(Records from a data collection)
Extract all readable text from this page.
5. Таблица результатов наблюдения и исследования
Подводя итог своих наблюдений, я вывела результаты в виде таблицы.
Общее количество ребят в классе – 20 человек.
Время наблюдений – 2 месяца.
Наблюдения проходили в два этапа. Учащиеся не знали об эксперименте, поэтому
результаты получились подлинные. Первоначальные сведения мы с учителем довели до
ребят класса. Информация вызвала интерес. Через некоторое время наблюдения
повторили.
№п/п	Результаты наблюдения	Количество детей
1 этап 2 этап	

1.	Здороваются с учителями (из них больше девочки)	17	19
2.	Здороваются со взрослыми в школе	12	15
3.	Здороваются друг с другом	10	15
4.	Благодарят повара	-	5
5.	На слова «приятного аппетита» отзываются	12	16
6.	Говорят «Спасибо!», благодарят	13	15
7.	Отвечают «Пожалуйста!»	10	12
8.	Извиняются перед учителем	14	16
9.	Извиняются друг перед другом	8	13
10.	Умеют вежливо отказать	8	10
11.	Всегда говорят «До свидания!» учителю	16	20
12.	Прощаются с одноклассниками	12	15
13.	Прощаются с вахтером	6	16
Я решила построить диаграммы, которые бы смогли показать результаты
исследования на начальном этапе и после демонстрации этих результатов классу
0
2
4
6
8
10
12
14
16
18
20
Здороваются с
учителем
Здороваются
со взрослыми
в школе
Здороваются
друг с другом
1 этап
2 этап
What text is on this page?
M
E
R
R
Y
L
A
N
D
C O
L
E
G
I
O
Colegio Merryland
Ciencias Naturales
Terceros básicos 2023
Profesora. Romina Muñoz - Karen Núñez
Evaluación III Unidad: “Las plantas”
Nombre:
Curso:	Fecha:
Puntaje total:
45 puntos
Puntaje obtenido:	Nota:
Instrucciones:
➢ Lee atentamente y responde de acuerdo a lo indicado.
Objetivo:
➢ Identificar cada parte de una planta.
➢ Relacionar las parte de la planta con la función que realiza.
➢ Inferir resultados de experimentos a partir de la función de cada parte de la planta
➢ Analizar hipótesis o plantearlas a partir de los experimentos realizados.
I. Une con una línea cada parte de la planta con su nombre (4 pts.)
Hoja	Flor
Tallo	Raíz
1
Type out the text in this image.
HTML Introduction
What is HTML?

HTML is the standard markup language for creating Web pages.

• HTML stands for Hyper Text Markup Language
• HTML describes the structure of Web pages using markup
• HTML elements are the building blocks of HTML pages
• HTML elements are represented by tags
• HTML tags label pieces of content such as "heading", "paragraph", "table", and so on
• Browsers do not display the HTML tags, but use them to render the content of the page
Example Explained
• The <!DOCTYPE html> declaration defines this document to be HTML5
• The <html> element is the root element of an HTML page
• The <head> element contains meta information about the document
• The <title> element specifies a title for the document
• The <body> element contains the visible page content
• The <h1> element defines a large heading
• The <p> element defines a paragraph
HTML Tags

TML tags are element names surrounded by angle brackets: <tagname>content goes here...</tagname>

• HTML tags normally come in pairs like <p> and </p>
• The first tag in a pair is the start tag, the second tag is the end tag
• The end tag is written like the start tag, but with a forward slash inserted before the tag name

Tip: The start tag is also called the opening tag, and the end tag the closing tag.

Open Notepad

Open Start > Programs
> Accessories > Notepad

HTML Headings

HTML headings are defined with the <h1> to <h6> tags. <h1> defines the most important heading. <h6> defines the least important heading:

To do: Pull out all lines containing "результатов".

Finished task:
5. Таблица результатов наблюдения и исследования
исследования на начальном этапе и после демонстрации этих результатов классу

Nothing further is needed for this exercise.